• **Record list**
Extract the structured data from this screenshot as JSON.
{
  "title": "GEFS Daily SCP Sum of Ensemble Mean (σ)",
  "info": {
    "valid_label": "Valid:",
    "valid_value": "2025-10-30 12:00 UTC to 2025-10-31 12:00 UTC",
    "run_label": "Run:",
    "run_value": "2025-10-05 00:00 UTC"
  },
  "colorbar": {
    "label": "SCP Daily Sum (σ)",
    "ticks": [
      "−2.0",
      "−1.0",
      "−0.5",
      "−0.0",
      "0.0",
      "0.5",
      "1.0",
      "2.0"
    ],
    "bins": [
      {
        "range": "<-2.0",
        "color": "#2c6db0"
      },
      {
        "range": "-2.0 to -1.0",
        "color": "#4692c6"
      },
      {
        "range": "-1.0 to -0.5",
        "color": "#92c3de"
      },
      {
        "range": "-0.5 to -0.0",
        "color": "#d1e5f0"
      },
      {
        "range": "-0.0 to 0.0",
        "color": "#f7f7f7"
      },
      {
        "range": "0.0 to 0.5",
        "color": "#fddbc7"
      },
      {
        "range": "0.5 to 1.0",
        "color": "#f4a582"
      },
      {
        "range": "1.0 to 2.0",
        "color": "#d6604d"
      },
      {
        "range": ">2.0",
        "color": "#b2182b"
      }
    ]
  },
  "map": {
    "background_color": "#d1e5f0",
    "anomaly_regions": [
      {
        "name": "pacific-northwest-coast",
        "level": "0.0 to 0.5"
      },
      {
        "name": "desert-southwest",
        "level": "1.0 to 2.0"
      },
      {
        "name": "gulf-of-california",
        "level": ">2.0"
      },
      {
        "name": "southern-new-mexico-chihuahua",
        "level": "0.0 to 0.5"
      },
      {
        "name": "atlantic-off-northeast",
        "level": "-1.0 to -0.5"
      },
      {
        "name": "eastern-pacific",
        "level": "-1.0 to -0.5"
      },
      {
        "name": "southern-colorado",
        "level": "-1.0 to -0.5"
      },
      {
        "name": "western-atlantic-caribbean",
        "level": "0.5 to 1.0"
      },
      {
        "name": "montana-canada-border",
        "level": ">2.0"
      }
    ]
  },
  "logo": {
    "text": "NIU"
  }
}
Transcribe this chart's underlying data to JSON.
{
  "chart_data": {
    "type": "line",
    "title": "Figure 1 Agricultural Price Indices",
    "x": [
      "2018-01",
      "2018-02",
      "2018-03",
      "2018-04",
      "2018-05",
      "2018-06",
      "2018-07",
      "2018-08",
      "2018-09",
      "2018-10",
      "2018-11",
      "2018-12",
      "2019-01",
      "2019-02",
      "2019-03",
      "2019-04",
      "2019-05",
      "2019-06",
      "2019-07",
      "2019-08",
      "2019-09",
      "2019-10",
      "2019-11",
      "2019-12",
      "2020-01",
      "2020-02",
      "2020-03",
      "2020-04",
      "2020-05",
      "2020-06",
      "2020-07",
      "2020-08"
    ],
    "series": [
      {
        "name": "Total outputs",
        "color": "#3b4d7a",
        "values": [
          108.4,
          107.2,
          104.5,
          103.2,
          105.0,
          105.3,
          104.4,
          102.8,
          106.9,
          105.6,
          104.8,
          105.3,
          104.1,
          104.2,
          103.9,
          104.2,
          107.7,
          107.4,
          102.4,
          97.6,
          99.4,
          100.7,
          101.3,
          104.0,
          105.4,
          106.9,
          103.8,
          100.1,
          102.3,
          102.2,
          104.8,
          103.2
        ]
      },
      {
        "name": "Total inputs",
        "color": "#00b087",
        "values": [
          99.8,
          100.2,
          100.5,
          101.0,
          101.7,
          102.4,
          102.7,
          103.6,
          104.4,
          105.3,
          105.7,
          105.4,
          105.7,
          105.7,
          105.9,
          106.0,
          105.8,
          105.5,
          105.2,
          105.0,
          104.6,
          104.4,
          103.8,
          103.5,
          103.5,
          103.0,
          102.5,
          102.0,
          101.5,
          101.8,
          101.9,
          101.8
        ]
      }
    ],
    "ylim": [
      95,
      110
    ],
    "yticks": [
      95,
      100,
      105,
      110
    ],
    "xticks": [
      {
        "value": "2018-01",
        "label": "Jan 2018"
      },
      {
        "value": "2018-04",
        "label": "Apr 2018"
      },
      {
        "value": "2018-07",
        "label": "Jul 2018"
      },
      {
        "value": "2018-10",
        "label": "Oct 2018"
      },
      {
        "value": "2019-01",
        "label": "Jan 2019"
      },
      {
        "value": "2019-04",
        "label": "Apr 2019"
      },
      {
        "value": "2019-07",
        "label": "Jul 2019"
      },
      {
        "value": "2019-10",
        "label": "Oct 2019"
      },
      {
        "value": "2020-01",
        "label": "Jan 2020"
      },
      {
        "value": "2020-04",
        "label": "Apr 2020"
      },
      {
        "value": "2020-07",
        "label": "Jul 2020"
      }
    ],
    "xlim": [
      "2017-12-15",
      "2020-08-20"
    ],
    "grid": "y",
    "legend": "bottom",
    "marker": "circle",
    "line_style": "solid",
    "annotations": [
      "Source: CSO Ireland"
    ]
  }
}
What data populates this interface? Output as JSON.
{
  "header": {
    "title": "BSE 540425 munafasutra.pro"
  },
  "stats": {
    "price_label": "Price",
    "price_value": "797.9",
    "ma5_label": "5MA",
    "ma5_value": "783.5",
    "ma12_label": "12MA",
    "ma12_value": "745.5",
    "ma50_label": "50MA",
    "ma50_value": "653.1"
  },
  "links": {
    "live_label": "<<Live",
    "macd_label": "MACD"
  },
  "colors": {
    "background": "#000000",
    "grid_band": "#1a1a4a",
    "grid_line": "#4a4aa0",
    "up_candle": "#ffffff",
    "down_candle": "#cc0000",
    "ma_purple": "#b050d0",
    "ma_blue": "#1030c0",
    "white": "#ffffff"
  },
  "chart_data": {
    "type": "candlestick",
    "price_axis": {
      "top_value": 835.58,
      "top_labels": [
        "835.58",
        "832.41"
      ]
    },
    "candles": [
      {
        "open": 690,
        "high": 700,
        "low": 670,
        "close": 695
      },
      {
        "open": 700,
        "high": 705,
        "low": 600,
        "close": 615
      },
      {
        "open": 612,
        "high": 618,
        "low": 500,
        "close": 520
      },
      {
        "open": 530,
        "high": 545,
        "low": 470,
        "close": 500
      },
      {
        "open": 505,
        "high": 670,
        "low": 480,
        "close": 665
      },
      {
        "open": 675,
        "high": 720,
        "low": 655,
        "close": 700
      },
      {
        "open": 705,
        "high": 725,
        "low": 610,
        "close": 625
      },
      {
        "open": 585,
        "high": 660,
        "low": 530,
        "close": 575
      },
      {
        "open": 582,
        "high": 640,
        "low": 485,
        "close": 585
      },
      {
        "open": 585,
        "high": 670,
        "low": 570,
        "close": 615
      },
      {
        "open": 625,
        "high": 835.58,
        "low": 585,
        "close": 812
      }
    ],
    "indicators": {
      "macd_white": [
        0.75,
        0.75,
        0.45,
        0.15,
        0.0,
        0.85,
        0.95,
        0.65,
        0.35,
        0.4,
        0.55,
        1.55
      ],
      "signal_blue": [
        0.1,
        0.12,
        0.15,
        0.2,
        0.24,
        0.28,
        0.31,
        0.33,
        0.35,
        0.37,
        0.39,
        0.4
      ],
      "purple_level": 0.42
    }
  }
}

• **Stated exercise**
Copy each line of the data exactly, leaving nothing out.

• **Complete answer**
Extract the structured data from this screenshot as JSON.
{
  "title": "GEFS Daily SCP Sum of Ensemble Mean (σ)",
  "info": {
    "valid_label": "Valid:",
    "valid_value": "2025-10-30 12:00 UTC to 2025-10-31 12:00 UTC",
    "run_label": "Run:",
    "run_value": "2025-10-05 00:00 UTC"
  },
  "colorbar": {
    "label": "SCP Daily Sum (σ)",
    "ticks": [
      "−2.0",
      "−1.0",
      "−0.5",
      "−0.0",
      "0.0",
      "0.5",
      "1.0",
      "2.0"
    ],
    "bins": [
      {
        "range": "<-2.0",
        "color": "#2c6db0"
      },
      {
        "range": "-2.0 to -1.0",
        "color": "#4692c6"
      },
      {
        "range": "-1.0 to -0.5",
        "color": "#92c3de"
      },
      {
        "range": "-0.5 to -0.0",
        "color": "#d1e5f0"
      },
      {
        "range": "-0.0 to 0.0",
        "color": "#f7f7f7"
      },
      {
        "range": "0.0 to 0.5",
        "color": "#fddbc7"
      },
      {
        "range": "0.5 to 1.0",
        "color": "#f4a582"
      },
      {
        "range": "1.0 to 2.0",
        "color": "#d6604d"
      },
      {
        "range": ">2.0",
        "color": "#b2182b"
      }
    ]
  },
  "map": {
    "background_color": "#d1e5f0",
    "anomaly_regions": [
      {
        "name": "pacific-northwest-coast",
        "level": "0.0 to 0.5"
      },
      {
        "name": "desert-southwest",
        "level": "1.0 to 2.0"
      },
      {
        "name": "gulf-of-california",
        "level": ">2.0"
      },
      {
        "name": "southern-new-mexico-chihuahua",
        "level": "0.0 to 0.5"
      },
      {
        "name": "atlantic-off-northeast",
        "level": "-1.0 to -0.5"
      },
      {
        "name": "eastern-pacific",
        "level": "-1.0 to -0.5"
      },
      {
        "name": "southern-colorado",
        "level": "-1.0 to -0.5"
      },
      {
        "name": "western-atlantic-caribbean",
        "level": "0.5 to 1.0"
      },
      {
        "name": "montana-canada-border",
        "level": ">2.0"
      }
    ]
  },
  "logo": {
    "text": "NIU"
  }
}
Transcribe this chart's underlying data to JSON.
{
  "chart_data": {
    "type": "line",
    "title": "Figure 1 Agricultural Price Indices",
    "x": [
      "2018-01",
      "2018-02",
      "2018-03",
      "2018-04",
      "2018-05",
      "2018-06",
      "2018-07",
      "2018-08",
      "2018-09",
      "2018-10",
      "2018-11",
      "2018-12",
      "2019-01",
      "2019-02",
      "2019-03",
      "2019-04",
      "2019-05",
      "2019-06",
      "2019-07",
      "2019-08",
      "2019-09",
      "2019-10",
      "2019-11",
      "2019-12",
      "2020-01",
      "2020-02",
      "2020-03",
      "2020-04",
      "2020-05",
      "2020-06",
      "2020-07",
      "2020-08"
    ],
    "series": [
      {
        "name": "Total outputs",
        "color": "#3b4d7a",
        "values": [
          108.4,
          107.2,
          104.5,
          103.2,
          105.0,
          105.3,
          104.4,
          102.8,
          106.9,
          105.6,
          104.8,
          105.3,
          104.1,
          104.2,
          103.9,
          104.2,
          107.7,
          107.4,
          102.4,
          97.6,
          99.4,
          100.7,
          101.3,
          104.0,
          105.4,
          106.9,
          103.8,
          100.1,
          102.3,
          102.2,
          104.8,
          103.2
        ]
      },
      {
        "name": "Total inputs",
        "color": "#00b087",
        "values": [
          99.8,
          100.2,
          100.5,
          101.0,
          101.7,
          102.4,
          102.7,
          103.6,
          104.4,
          105.3,
          105.7,
          105.4,
          105.7,
          105.7,
          105.9,
          106.0,
          105.8,
          105.5,
          105.2,
          105.0,
          104.6,
          104.4,
          103.8,
          103.5,
          103.5,
          103.0,
          102.5,
          102.0,
          101.5,
          101.8,
          101.9,
          101.8
        ]
      }
    ],
    "ylim": [
      95,
      110
    ],
    "yticks": [
      95,
      100,
      105,
      110
    ],
    "xticks": [
      {
        "value": "2018-01",
        "label": "Jan 2018"
      },
      {
        "value": "2018-04",
        "label": "Apr 2018"
      },
      {
        "value": "2018-07",
        "label": "Jul 2018"
      },
      {
        "value": "2018-10",
        "label": "Oct 2018"
      },
      {
        "value": "2019-01",
        "label": "Jan 2019"
      },
      {
        "value": "2019-04",
        "label": "Apr 2019"
      },
      {
        "value": "2019-07",
        "label": "Jul 2019"
      },
      {
        "value": "2019-10",
        "label": "Oct 2019"
      },
      {
        "value": "2020-01",
        "label": "Jan 2020"
      },
      {
        "value": "2020-04",
        "label": "Apr 2020"
      },
      {
        "value": "2020-07",
        "label": "Jul 2020"
      }
    ],
    "xlim": [
      "2017-12-15",
      "2020-08-20"
    ],
    "grid": "y",
    "legend": "bottom",
    "marker": "circle",
    "line_style": "solid",
    "annotations": [
      "Source: CSO Ireland"
    ]
  }
}
What data populates this interface? Output as JSON.
{
  "header": {
    "title": "BSE 540425 munafasutra.pro"
  },
  "stats": {
    "price_label": "Price",
    "price_value": "797.9",
    "ma5_label": "5MA",
    "ma5_value": "783.5",
    "ma12_label": "12MA",
    "ma12_value": "745.5",
    "ma50_label": "50MA",
    "ma50_value": "653.1"
  },
  "links": {
    "live_label": "<<Live",
    "macd_label": "MACD"
  },
  "colors": {
    "background": "#000000",
    "grid_band": "#1a1a4a",
    "grid_line": "#4a4aa0",
    "up_candle": "#ffffff",
    "down_candle": "#cc0000",
    "ma_purple": "#b050d0",
    "ma_blue": "#1030c0",
    "white": "#ffffff"
  },
  "chart_data": {
    "type": "candlestick",
    "price_axis": {
      "top_value": 835.58,
      "top_labels": [
        "835.58",
        "832.41"
      ]
    },
    "candles": [
      {
        "open": 690,
        "high": 700,
        "low": 670,
        "close": 695
      },
      {
        "open": 700,
        "high": 705,
        "low": 600,
        "close": 615
      },
      {
        "open": 612,
        "high": 618,
        "low": 500,
        "close": 520
      },
      {
        "open": 530,
        "high": 545,
        "low": 470,
        "close": 500
      },
      {
        "open": 505,
        "high": 670,
        "low": 480,
        "close": 665
      },
      {
        "open": 675,
        "high": 720,
        "low": 655,
        "close": 700
      },
      {
        "open": 705,
        "high": 725,
        "low": 610,
        "close": 625
      },
      {
        "open": 585,
        "high": 660,
        "low": 530,
        "close": 575
      },
      {
        "open": 582,
        "high": 640,
        "low": 485,
        "close": 585
      },
      {
        "open": 585,
        "high": 670,
        "low": 570,
        "close": 615
      },
      {
        "open": 625,
        "high": 835.58,
        "low": 585,
        "close": 812
      }
    ],
    "indicators": {
      "macd_white": [
        0.75,
        0.75,
        0.45,
        0.15,
        0.0,
        0.85,
        0.95,
        0.65,
        0.35,
        0.4,
        0.55,
        1.55
      ],
      "signal_blue": [
        0.1,
        0.12,
        0.15,
        0.2,
        0.24,
        0.28,
        0.31,
        0.33,
        0.35,
        0.37,
        0.39,
        0.4
      ],
      "purple_level": 0.42
    }
  }
}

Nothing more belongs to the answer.